Passage provided:
Importing Custom Modules
HELM is a modular framework with a plug-in architecture. You can write your own implementation for a client, tokenizer, scenario or metric and use them in HELM with HELM installed as a library, without needing to modify HELM itself.
The main way for you to use your code in HELM is to write a custom Python class that is a subclass of Client, Tokenizer, Scenario or Metric in a Python module. You can then specify a ClientSpec, TokenizerSpec, ScenarioSpec or MetricSpec (which are all classes of ObjectSpec) where the class_name is the name of your custom Python class.
However, HELM will only be able to use custom classes that can be imported by Python. Depending on your setup, you may need to do additional steps.
Add the current working directory to PYTHONPATH
If the custom classes live in a Python module under the current working directory, you should modify PYTHONPATH to make that Python module importable.
This is required because Python does not add the current working directory to the Python module search path running when using command line comments / Python entry points such as helm-run. See Python's documentation for more details.
For example, suppose you implemented a custom Client subclass named MyClient in the my_client.py file under your current working directory, and you have a ClientSpec specifying the class_name as my_client.MyClient.
To make your file importable by Python, you have to add . to your PYTHONPATH so that Python will search in your current working directory for your custom Python modules.
In Bash, you can do this by running export PYTHONPATH=".:$PYTHONPATH" before running helm-run, or by prefixing helm-run with PYTHONPATH=".:$PYTHONPATH.
Put your custom classes in a Python package
If your custom classes are located in a Python package, you can simply install your package (optionally in editable mode) and it will automatically be importable by Python. Be sure to install your Python package in the same Python environment as HELM.
Write a Python wrapper script
If you are using a Python wrapper script that calls helm.benchmark.run.run_benchmark() instead of using helm-run, Python will automatically add the directory containing that script to the Python module search path. If your custom classes live in a Python module under that directory, they will automatically be importable by Python. See Python's documentation for more details.
For example, suppose you implemented a custom Client subclass named MyClient in the my_client.py file under your current working directory, and you have a ClientSpec specifying the class_name as my_client.MyClient. Suppose you added a script called run_helm.py that calls helm.benchmark.run.run_benchmark() directly. When run using python run_helm.py, HELM will be able to import your modules without any additional changes.

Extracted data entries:
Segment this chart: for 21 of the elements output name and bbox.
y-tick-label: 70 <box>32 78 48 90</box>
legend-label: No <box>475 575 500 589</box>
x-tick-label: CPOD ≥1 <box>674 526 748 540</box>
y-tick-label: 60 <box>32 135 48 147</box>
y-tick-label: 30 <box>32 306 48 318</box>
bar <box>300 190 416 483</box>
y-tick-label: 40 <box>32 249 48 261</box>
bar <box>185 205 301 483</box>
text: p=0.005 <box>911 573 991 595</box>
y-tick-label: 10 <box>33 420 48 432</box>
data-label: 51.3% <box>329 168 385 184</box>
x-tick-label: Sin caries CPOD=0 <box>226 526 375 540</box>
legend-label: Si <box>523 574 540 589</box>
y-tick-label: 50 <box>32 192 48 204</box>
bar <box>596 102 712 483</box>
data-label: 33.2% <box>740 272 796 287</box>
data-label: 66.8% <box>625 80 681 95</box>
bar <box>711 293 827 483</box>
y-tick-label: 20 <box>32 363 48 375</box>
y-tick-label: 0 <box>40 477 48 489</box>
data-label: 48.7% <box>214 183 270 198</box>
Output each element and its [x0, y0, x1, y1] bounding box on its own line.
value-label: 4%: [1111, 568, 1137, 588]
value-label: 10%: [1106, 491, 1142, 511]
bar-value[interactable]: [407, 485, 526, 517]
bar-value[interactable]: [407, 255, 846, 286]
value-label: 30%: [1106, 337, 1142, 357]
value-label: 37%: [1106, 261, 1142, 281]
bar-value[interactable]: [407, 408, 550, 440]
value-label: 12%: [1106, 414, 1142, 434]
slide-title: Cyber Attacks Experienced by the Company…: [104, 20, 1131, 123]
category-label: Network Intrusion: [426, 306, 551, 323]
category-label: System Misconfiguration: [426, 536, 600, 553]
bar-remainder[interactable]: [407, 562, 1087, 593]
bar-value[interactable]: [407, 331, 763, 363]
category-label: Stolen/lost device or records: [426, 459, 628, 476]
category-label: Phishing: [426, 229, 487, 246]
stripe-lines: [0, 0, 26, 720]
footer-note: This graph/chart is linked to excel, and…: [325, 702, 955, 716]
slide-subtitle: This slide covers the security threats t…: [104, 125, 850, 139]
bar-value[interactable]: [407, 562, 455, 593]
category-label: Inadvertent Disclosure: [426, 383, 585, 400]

Brief 1: In the guide on importing custom modules, in which Python environment should a custom Python package be installed?
Brief 2: From the guide on importing custom modules, repeat the portion starting with "Write a Python" and going on through "any additional changes.".

Exercise solution 1: It should be installed in the same Python environment as HELM.

Exercise solution 2:
Write a Python wrapper script
If you are using a Python wrapper script that calls helm.benchmark.run.run_benchmark() instead of using helm-run, Python will automatically add the directory containing that script to the Python module search path. If your custom classes live in a Python module under that directory, they will automatically be importable by Python. See Python's documentation for more details.
For example, suppose you implemented a custom Client subclass named MyClient in the my_client.py file under your current working directory, and you have a ClientSpec specifying the class_name as my_client.MyClient. Suppose you added a script called run_helm.py that calls helm.benchmark.run.run_benchmark() directly. When run using python run_helm.py, HELM will be able to import your modules without any additional changes.